What the exercise asks: Please repeat all of the lines that follow, exactly as written.

Exercise material:
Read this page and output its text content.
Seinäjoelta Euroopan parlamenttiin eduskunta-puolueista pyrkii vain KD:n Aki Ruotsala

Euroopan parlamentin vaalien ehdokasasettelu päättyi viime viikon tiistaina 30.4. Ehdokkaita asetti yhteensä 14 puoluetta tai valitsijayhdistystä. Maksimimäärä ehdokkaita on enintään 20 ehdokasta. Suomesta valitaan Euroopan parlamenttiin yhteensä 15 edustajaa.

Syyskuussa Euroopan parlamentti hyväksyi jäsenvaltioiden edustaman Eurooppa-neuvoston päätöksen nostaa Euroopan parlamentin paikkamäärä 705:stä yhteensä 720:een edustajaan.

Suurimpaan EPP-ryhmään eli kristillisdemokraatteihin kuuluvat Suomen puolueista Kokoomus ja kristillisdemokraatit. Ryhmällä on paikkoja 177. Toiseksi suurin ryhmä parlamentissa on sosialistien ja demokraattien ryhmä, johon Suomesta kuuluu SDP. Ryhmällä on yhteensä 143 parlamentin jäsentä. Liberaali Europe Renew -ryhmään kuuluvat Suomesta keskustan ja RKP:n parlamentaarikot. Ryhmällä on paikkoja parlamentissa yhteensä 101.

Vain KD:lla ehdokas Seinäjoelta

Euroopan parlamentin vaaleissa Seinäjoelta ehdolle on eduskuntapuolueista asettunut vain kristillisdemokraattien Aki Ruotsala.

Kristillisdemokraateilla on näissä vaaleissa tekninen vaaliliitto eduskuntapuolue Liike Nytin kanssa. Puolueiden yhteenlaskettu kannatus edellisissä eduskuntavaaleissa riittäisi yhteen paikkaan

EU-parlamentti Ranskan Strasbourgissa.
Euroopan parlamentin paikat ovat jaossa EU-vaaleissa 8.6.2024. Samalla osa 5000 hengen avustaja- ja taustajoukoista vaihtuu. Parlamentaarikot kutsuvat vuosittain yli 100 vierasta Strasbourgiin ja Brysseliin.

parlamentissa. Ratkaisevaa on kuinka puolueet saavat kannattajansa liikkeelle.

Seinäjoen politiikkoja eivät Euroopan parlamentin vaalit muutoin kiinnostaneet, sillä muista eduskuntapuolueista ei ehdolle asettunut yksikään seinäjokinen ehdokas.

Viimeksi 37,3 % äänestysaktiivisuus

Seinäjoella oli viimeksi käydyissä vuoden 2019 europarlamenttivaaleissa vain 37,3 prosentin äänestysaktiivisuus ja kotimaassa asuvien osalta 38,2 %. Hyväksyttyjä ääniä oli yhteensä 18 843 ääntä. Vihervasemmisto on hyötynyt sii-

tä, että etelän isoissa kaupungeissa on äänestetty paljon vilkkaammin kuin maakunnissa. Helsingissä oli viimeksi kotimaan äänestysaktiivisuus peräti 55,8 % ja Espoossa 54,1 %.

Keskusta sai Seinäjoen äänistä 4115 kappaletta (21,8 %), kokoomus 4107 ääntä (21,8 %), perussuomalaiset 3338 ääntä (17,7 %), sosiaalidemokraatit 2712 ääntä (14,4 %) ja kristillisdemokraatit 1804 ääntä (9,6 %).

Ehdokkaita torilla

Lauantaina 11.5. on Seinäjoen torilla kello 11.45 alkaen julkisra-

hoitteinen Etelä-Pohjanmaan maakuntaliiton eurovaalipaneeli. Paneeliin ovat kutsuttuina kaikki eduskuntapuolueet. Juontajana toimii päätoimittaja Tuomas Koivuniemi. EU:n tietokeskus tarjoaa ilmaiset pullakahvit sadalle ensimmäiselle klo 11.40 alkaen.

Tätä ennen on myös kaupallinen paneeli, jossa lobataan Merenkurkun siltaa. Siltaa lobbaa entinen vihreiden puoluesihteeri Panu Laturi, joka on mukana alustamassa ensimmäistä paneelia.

Response to this task:
Read this page and output its text content.
Seinäjoelta Euroopan parlamenttiin eduskunta-puolueista pyrkii vain KD:n Aki Ruotsala

Euroopan parlamentin vaalien ehdokasasettelu päättyi viime viikon tiistaina 30.4. Ehdokkaita asetti yhteensä 14 puoluetta tai valitsijayhdistystä. Maksimimäärä ehdokkaita on enintään 20 ehdokasta. Suomesta valitaan Euroopan parlamenttiin yhteensä 15 edustajaa.

Syyskuussa Euroopan parlamentti hyväksyi jäsenvaltioiden edustaman Eurooppa-neuvoston päätöksen nostaa Euroopan parlamentin paikkamäärä 705:stä yhteensä 720:een edustajaan.

Suurimpaan EPP-ryhmään eli kristillisdemokraatteihin kuuluvat Suomen puolueista Kokoomus ja kristillisdemokraatit. Ryhmällä on paikkoja 177. Toiseksi suurin ryhmä parlamentissa on sosialistien ja demokraattien ryhmä, johon Suomesta kuuluu SDP. Ryhmällä on yhteensä 143 parlamentin jäsentä. Liberaali Europe Renew -ryhmään kuuluvat Suomesta keskustan ja RKP:n parlamentaarikot. Ryhmällä on paikkoja parlamentissa yhteensä 101.

Vain KD:lla ehdokas Seinäjoelta

Euroopan parlamentin vaaleissa Seinäjoelta ehdolle on eduskuntapuolueista asettunut vain kristillisdemokraattien Aki Ruotsala.

Kristillisdemokraateilla on näissä vaaleissa tekninen vaaliliitto eduskuntapuolue Liike Nytin kanssa. Puolueiden yhteenlaskettu kannatus edellisissä eduskuntavaaleissa riittäisi yhteen paikkaan

EU-parlamentti Ranskan Strasbourgissa.
Euroopan parlamentin paikat ovat jaossa EU-vaaleissa 8.6.2024. Samalla osa 5000 hengen avustaja- ja taustajoukoista vaihtuu. Parlamentaarikot kutsuvat vuosittain yli 100 vierasta Strasbourgiin ja Brysseliin.

parlamentissa. Ratkaisevaa on kuinka puolueet saavat kannattajansa liikkeelle.

Seinäjoen politiikkoja eivät Euroopan parlamentin vaalit muutoin kiinnostaneet, sillä muista eduskuntapuolueista ei ehdolle asettunut yksikään seinäjokinen ehdokas.

Viimeksi 37,3 % äänestysaktiivisuus

Seinäjoella oli viimeksi käydyissä vuoden 2019 europarlamenttivaaleissa vain 37,3 prosentin äänestysaktiivisuus ja kotimaassa asuvien osalta 38,2 %. Hyväksyttyjä ääniä oli yhteensä 18 843 ääntä. Vihervasemmisto on hyötynyt sii-

tä, että etelän isoissa kaupungeissa on äänestetty paljon vilkkaammin kuin maakunnissa. Helsingissä oli viimeksi kotimaan äänestysaktiivisuus peräti 55,8 % ja Espoossa 54,1 %.

Keskusta sai Seinäjoen äänistä 4115 kappaletta (21,8 %), kokoomus 4107 ääntä (21,8 %), perussuomalaiset 3338 ääntä (17,7 %), sosiaalidemokraatit 2712 ääntä (14,4 %) ja kristillisdemokraatit 1804 ääntä (9,6 %).

Ehdokkaita torilla

Lauantaina 11.5. on Seinäjoen torilla kello 11.45 alkaen julkisra-

hoitteinen Etelä-Pohjanmaan maakuntaliiton eurovaalipaneeli. Paneeliin ovat kutsuttuina kaikki eduskuntapuolueet. Juontajana toimii päätoimittaja Tuomas Koivuniemi. EU:n tietokeskus tarjoaa ilmaiset pullakahvit sadalle ensimmäiselle klo 11.40 alkaen.

Tätä ennen on myös kaupallinen paneeli, jossa lobataan Merenkurkun siltaa. Siltaa lobbaa entinen vihreiden puoluesihteeri Panu Laturi, joka on mukana alustamassa ensimmäistä paneelia.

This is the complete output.